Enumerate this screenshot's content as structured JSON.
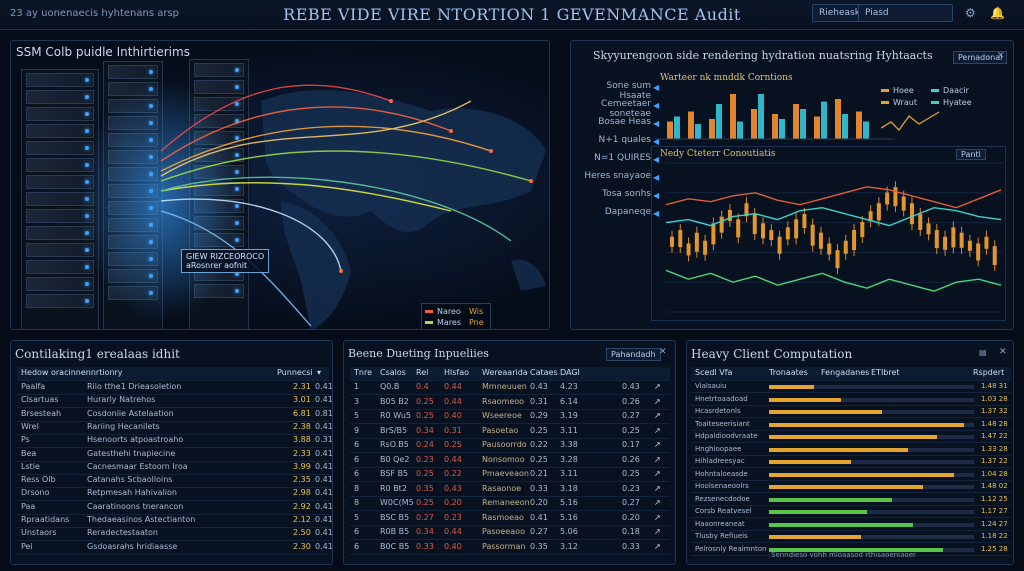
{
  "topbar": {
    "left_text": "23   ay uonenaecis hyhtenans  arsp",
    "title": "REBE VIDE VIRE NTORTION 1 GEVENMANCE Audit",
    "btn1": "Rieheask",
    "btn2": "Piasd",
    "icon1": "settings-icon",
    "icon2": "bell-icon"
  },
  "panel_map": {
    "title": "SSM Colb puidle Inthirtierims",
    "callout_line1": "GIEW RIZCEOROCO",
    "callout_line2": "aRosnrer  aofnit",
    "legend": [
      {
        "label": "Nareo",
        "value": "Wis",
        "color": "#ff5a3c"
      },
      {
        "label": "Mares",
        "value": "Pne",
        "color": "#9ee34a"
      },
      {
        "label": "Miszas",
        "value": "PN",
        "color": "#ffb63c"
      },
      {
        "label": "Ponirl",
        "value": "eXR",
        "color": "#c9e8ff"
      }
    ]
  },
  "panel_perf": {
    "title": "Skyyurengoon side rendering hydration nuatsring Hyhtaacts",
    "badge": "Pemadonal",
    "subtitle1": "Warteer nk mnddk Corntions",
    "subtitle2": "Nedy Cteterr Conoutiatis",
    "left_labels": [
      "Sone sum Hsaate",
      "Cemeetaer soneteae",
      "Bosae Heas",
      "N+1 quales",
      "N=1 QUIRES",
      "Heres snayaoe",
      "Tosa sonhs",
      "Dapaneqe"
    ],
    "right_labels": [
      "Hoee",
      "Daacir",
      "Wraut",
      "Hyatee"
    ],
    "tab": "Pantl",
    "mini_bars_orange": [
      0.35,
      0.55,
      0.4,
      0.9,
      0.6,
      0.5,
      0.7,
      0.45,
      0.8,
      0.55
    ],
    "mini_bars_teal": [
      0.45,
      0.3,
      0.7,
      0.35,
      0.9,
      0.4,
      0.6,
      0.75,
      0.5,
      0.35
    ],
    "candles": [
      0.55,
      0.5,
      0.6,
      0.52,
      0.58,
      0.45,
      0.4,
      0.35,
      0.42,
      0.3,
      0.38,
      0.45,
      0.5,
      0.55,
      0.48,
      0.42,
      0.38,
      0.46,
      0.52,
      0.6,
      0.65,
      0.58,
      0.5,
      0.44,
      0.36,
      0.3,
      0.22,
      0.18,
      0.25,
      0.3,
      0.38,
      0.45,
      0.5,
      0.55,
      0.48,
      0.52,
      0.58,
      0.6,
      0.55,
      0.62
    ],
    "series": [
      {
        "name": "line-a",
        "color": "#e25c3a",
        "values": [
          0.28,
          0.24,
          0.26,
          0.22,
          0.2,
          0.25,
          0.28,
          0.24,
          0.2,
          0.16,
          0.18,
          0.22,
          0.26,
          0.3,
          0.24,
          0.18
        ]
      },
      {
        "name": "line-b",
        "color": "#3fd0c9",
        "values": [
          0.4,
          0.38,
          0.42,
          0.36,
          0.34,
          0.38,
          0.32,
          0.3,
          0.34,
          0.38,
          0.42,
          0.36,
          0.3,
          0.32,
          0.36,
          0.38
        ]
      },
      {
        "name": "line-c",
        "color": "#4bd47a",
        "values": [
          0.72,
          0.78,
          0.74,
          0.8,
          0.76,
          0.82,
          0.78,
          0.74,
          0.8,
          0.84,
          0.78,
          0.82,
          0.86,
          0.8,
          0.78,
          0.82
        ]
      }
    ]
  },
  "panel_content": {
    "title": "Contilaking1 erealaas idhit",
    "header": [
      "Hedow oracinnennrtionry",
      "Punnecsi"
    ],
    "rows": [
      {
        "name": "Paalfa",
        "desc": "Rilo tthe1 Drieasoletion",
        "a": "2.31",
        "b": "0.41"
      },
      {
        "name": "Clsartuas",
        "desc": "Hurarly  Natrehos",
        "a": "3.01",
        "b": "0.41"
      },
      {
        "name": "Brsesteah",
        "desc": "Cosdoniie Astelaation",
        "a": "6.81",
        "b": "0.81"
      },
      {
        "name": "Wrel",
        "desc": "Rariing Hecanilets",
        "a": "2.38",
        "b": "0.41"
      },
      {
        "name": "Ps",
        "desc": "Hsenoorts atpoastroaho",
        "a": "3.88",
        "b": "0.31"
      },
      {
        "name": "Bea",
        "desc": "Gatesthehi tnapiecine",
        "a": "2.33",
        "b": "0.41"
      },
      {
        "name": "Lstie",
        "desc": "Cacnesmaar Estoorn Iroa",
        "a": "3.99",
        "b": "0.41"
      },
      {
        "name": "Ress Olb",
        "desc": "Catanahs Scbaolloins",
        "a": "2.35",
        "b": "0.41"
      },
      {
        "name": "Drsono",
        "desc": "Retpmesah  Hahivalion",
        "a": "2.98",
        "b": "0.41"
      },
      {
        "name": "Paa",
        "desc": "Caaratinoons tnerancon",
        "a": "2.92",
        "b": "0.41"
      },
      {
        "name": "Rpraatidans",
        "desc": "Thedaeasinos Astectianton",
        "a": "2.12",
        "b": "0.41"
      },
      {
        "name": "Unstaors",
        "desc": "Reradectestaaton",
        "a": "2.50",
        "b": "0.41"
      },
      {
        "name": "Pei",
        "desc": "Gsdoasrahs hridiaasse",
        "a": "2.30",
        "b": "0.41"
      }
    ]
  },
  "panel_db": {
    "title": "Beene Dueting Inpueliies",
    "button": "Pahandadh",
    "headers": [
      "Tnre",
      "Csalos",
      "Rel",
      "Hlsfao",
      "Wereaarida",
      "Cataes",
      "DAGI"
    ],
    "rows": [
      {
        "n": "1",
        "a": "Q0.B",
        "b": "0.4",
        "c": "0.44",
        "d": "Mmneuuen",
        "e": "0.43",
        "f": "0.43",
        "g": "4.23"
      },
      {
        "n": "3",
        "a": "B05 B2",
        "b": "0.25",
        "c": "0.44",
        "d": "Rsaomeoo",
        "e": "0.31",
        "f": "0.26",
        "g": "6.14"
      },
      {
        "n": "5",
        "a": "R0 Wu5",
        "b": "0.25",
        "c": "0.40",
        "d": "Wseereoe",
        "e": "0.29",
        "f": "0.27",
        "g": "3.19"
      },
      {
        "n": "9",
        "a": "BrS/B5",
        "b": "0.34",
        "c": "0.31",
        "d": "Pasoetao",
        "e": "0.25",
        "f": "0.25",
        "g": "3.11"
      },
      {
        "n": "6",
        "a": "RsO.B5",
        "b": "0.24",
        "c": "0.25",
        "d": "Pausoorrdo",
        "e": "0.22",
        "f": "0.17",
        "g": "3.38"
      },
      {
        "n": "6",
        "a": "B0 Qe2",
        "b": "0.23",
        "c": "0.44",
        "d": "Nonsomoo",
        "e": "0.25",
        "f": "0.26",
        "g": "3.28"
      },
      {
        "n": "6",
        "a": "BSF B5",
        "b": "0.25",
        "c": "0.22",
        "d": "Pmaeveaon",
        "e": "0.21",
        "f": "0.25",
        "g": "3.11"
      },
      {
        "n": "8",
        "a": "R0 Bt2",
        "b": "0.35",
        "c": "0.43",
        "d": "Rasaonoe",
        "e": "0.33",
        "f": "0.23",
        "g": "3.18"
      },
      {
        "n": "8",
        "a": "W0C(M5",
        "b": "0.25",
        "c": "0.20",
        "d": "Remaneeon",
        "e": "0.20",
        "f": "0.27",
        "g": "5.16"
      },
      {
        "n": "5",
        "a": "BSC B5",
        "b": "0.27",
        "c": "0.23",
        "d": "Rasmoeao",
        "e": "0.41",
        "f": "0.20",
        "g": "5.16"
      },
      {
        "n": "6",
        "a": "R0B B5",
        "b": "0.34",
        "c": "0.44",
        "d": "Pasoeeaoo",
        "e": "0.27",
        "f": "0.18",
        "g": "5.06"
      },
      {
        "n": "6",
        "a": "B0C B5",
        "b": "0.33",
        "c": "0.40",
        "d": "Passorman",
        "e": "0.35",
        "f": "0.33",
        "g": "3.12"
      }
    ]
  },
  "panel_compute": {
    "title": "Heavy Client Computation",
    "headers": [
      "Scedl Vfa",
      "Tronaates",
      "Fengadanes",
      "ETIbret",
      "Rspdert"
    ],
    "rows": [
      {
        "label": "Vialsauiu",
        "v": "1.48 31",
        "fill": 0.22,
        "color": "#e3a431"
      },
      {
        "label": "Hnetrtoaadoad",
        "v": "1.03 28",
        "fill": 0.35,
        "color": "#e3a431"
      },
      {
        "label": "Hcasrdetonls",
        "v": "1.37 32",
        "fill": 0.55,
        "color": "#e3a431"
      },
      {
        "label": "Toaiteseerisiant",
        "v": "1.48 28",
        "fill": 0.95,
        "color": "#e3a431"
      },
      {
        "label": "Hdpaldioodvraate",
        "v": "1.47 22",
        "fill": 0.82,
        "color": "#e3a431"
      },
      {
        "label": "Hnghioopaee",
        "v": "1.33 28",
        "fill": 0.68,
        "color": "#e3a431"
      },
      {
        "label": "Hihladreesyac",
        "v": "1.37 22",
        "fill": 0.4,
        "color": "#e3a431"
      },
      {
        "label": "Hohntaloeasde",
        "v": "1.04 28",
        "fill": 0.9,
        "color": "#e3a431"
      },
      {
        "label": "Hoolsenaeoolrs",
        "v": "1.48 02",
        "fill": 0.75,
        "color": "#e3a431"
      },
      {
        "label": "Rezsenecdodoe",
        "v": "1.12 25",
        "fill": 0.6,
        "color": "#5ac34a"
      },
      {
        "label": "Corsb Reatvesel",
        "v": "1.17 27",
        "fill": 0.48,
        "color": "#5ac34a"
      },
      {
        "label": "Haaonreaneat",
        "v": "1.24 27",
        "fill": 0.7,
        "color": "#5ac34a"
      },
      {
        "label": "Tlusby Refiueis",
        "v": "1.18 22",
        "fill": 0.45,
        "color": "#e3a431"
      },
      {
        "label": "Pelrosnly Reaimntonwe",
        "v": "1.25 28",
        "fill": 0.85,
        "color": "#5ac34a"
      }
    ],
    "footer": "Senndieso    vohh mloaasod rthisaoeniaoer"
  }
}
* * *
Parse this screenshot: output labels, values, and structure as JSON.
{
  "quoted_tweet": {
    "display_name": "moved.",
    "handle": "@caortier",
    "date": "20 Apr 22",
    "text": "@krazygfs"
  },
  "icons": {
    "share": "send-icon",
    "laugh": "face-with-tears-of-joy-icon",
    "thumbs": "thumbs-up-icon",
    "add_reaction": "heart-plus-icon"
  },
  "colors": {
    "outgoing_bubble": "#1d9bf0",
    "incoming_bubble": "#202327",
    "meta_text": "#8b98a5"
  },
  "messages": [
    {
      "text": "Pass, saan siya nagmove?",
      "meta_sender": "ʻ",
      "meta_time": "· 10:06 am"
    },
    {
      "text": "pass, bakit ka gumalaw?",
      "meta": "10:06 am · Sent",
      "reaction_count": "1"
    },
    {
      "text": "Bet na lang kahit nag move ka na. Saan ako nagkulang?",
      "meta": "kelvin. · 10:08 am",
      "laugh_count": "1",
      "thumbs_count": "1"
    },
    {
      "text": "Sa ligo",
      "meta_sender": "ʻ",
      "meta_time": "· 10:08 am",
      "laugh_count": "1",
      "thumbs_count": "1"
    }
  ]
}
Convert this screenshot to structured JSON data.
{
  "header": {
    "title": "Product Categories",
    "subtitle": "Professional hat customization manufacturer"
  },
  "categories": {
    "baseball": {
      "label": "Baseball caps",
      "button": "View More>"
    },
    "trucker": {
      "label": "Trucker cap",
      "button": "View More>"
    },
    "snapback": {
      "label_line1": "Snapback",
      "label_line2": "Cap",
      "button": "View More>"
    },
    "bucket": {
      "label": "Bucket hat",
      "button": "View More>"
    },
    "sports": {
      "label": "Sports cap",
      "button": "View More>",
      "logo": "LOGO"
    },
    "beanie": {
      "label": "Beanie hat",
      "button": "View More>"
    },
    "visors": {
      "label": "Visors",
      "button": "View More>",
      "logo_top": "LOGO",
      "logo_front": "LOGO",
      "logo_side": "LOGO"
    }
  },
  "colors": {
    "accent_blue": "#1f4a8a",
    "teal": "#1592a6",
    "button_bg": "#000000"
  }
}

# Given request
Show, from the listing above, each line that contains the word "structured".

# Output for this exercise
Enumerate this screenshot's content as structured JSON.
Convert this screenshot to structured JSON data.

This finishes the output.